## start
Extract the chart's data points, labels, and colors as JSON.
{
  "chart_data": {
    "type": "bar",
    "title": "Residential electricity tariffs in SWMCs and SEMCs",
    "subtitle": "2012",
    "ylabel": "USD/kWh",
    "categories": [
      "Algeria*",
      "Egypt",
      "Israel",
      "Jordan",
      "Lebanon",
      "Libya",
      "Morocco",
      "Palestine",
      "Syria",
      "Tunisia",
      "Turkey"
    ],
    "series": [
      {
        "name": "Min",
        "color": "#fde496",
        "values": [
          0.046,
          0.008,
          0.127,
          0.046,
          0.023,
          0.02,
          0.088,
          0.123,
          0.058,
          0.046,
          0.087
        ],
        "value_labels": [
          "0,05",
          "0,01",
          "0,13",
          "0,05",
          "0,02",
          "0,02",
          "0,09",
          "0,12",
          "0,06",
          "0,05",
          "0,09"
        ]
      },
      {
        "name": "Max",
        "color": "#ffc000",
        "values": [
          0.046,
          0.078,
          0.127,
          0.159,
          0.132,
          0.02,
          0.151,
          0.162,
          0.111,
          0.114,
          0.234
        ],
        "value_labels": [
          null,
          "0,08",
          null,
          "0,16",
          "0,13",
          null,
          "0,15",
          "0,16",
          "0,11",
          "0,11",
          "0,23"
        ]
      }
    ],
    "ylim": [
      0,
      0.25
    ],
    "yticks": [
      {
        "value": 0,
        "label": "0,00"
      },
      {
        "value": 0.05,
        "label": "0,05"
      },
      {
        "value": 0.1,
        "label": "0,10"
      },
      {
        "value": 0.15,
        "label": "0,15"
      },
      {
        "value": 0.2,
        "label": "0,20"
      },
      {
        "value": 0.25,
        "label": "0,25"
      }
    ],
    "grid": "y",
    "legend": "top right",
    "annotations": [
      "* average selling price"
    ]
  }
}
## end
**Job**. Write out all the data again, exactly as it appears.

**Result of the task**.
Extract the chart's data points, labels, and colors as JSON.
{
  "chart_data": {
    "type": "bar",
    "title": "Residential electricity tariffs in SWMCs and SEMCs",
    "subtitle": "2012",
    "ylabel": "USD/kWh",
    "categories": [
      "Algeria*",
      "Egypt",
      "Israel",
      "Jordan",
      "Lebanon",
      "Libya",
      "Morocco",
      "Palestine",
      "Syria",
      "Tunisia",
      "Turkey"
    ],
    "series": [
      {
        "name": "Min",
        "color": "#fde496",
        "values": [
          0.046,
          0.008,
          0.127,
          0.046,
          0.023,
          0.02,
          0.088,
          0.123,
          0.058,
          0.046,
          0.087
        ],
        "value_labels": [
          "0,05",
          "0,01",
          "0,13",
          "0,05",
          "0,02",
          "0,02",
          "0,09",
          "0,12",
          "0,06",
          "0,05",
          "0,09"
        ]
      },
      {
        "name": "Max",
        "color": "#ffc000",
        "values": [
          0.046,
          0.078,
          0.127,
          0.159,
          0.132,
          0.02,
          0.151,
          0.162,
          0.111,
          0.114,
          0.234
        ],
        "value_labels": [
          null,
          "0,08",
          null,
          "0,16",
          "0,13",
          null,
          "0,15",
          "0,16",
          "0,11",
          "0,11",
          "0,23"
        ]
      }
    ],
    "ylim": [
      0,
      0.25
    ],
    "yticks": [
      {
        "value": 0,
        "label": "0,00"
      },
      {
        "value": 0.05,
        "label": "0,05"
      },
      {
        "value": 0.1,
        "label": "0,10"
      },
      {
        "value": 0.15,
        "label": "0,15"
      },
      {
        "value": 0.2,
        "label": "0,20"
      },
      {
        "value": 0.25,
        "label": "0,25"
      }
    ],
    "grid": "y",
    "legend": "top right",
    "annotations": [
      "* average selling price"
    ]
  }
}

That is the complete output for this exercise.